===== DATA FOR THIS EXERCISE

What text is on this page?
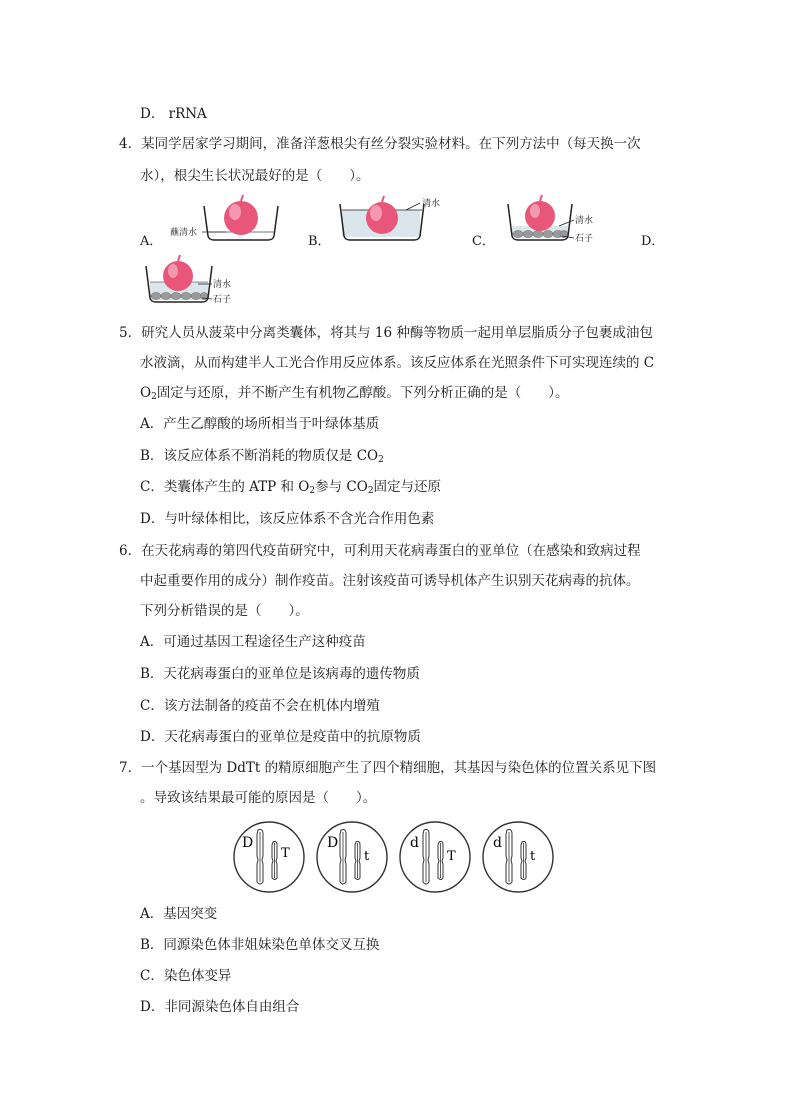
D． rRNA
4．某同学居家学习期间，准备洋葱根尖有丝分裂实验材料。在下列方法中（每天换一次
水），根尖生长状况最好的是（　　）。
A．
蘸清水
B．
清水
C．
清水
石子	D．
清水
石子
5．研究人员从菠菜中分离类囊体，将其与 16 种酶等物质一起用单层脂质分子包裹成油包
水液滴，从而构建半人工光合作用反应体系。该反应体系在光照条件下可实现连续的 C
$O_2$固定与还原，并不断产生有机物乙醇酸。下列分析正确的是（　　）。
A．产生乙醇酸的场所相当于叶绿体基质
B．该反应体系不断消耗的物质仅是 $CO_2$
C．类囊体产生的 ATP 和 $O_2$参与 $CO_2$固定与还原
D．与叶绿体相比，该反应体系不含光合作用色素
6．在天花病毒的第四代疫苗研究中，可利用天花病毒蛋白的亚单位（在感染和致病过程
中起重要作用的成分）制作疫苗。注射该疫苗可诱导机体产生识别天花病毒的抗体。
下列分析错误的是（　　）。
A．可通过基因工程途径生产这种疫苗
B．天花病毒蛋白的亚单位是该病毒的遗传物质
C．该方法制备的疫苗不会在机体内增殖
D．天花病毒蛋白的亚单位是疫苗中的抗原物质
7．一个基因型为 DdTt 的精原细胞产生了四个精细胞，其基因与染色体的位置关系见下图
。导致该结果最可能的原因是（　　）。
D
T
D
t
d
T
d
t
A．基因突变
B．同源染色体非姐妹染色单体交叉互换
C．染色体变异
D．非同源染色体自由组合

==========

**REQUIRED WORK:** Leave the pictures out and output the rest of the listing exactly.

**COMPLETE ANSWER:**
What text is on this page?
D． rRNA
4．某同学居家学习期间，准备洋葱根尖有丝分裂实验材料。在下列方法中（每天换一次
水），根尖生长状况最好的是（　　）。
A．
蘸清水
B．
清水
C．
清水
石子	D．
清水
石子
5．研究人员从菠菜中分离类囊体，将其与 16 种酶等物质一起用单层脂质分子包裹成油包
水液滴，从而构建半人工光合作用反应体系。该反应体系在光照条件下可实现连续的 C
$O_2$固定与还原，并不断产生有机物乙醇酸。下列分析正确的是（　　）。
A．产生乙醇酸的场所相当于叶绿体基质
B．该反应体系不断消耗的物质仅是 $CO_2$
C．类囊体产生的 ATP 和 $O_2$参与 $CO_2$固定与还原
D．与叶绿体相比，该反应体系不含光合作用色素
6．在天花病毒的第四代疫苗研究中，可利用天花病毒蛋白的亚单位（在感染和致病过程
中起重要作用的成分）制作疫苗。注射该疫苗可诱导机体产生识别天花病毒的抗体。
下列分析错误的是（　　）。
A．可通过基因工程途径生产这种疫苗
B．天花病毒蛋白的亚单位是该病毒的遗传物质
C．该方法制备的疫苗不会在机体内增殖
D．天花病毒蛋白的亚单位是疫苗中的抗原物质
7．一个基因型为 DdTt 的精原细胞产生了四个精细胞，其基因与染色体的位置关系见下图
。导致该结果最可能的原因是（　　）。
D
T
D
t
d
T
d
t
A．基因突变
B．同源染色体非姐妹染色单体交叉互换
C．染色体变异
D．非同源染色体自由组合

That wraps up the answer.